Task goal: All of the data that follows should be retyped exactly, please, except the pictures.

□ □ □ □

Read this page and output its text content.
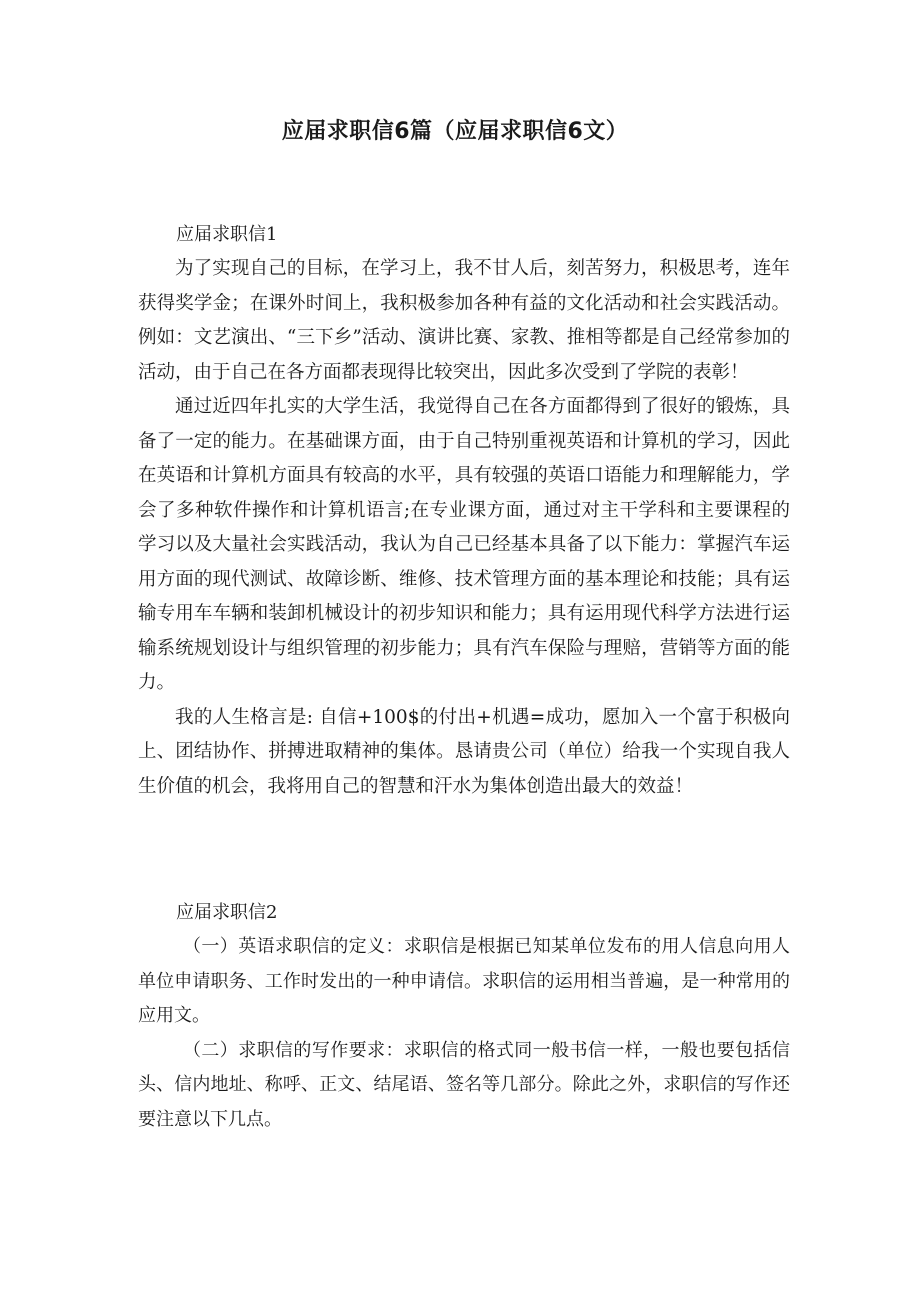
应届求职信6篇（应届求职信6文）

应届求职信1

为了实现自己的目标，在学习上，我不甘人后，刻苦努力，积极思考，连年获得奖学金；在课外时间上，我积极参加各种有益的文化活动和社会实践活动。例如：文艺演出、“三下乡”活动、演讲比赛、家教、推相等都是自己经常参加的活动，由于自己在各方面都表现得比较突出，因此多次受到了学院的表彰！

通过近四年扎实的大学生活，我觉得自己在各方面都得到了很好的锻炼，具备了一定的能力。在基础课方面，由于自己特别重视英语和计算机的学习，因此在英语和计算机方面具有较高的水平，具有较强的英语口语能力和理解能力，学会了多种软件操作和计算机语言;在专业课方面，通过对主干学科和主要课程的学习以及大量社会实践活动，我认为自己已经基本具备了以下能力：掌握汽车运用方面的现代测试、故障诊断、维修、技术管理方面的基本理论和技能；具有运输专用车车辆和装卸机械设计的初步知识和能力；具有运用现代科学方法进行运输系统规划设计与组织管理的初步能力；具有汽车保险与理赔，营销等方面的能力。

我的人生格言是: 自信+100$的付出+机遇=成功，愿加入一个富于积极向上、团结协作、拼搏进取精神的集体。恳请贵公司（单位）给我一个实现自我人生价值的机会，我将用自己的智慧和汗水为集体创造出最大的效益！

应届求职信2

（一）英语求职信的定义：求职信是根据已知某单位发布的用人信息向用人单位申请职务、工作时发出的一种申请信。求职信的运用相当普遍，是一种常用的应用文。

（二）求职信的写作要求：求职信的格式同一般书信一样，一般也要包括信头、信内地址、称呼、正文、结尾语、签名等几部分。除此之外，求职信的写作还要注意以下几点。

□ □ □ □

Task solution:
Read this page and output its text content.
应届求职信6篇（应届求职信6文）

应届求职信1

为了实现自己的目标，在学习上，我不甘人后，刻苦努力，积极思考，连年获得奖学金；在课外时间上，我积极参加各种有益的文化活动和社会实践活动。例如：文艺演出、“三下乡”活动、演讲比赛、家教、推相等都是自己经常参加的活动，由于自己在各方面都表现得比较突出，因此多次受到了学院的表彰！

通过近四年扎实的大学生活，我觉得自己在各方面都得到了很好的锻炼，具备了一定的能力。在基础课方面，由于自己特别重视英语和计算机的学习，因此在英语和计算机方面具有较高的水平，具有较强的英语口语能力和理解能力，学会了多种软件操作和计算机语言;在专业课方面，通过对主干学科和主要课程的学习以及大量社会实践活动，我认为自己已经基本具备了以下能力：掌握汽车运用方面的现代测试、故障诊断、维修、技术管理方面的基本理论和技能；具有运输专用车车辆和装卸机械设计的初步知识和能力；具有运用现代科学方法进行运输系统规划设计与组织管理的初步能力；具有汽车保险与理赔，营销等方面的能力。

我的人生格言是: 自信+100$的付出+机遇=成功，愿加入一个富于积极向上、团结协作、拼搏进取精神的集体。恳请贵公司（单位）给我一个实现自我人生价值的机会，我将用自己的智慧和汗水为集体创造出最大的效益！

应届求职信2

（一）英语求职信的定义：求职信是根据已知某单位发布的用人信息向用人单位申请职务、工作时发出的一种申请信。求职信的运用相当普遍，是一种常用的应用文。

（二）求职信的写作要求：求职信的格式同一般书信一样，一般也要包括信头、信内地址、称呼、正文、结尾语、签名等几部分。除此之外，求职信的写作还要注意以下几点。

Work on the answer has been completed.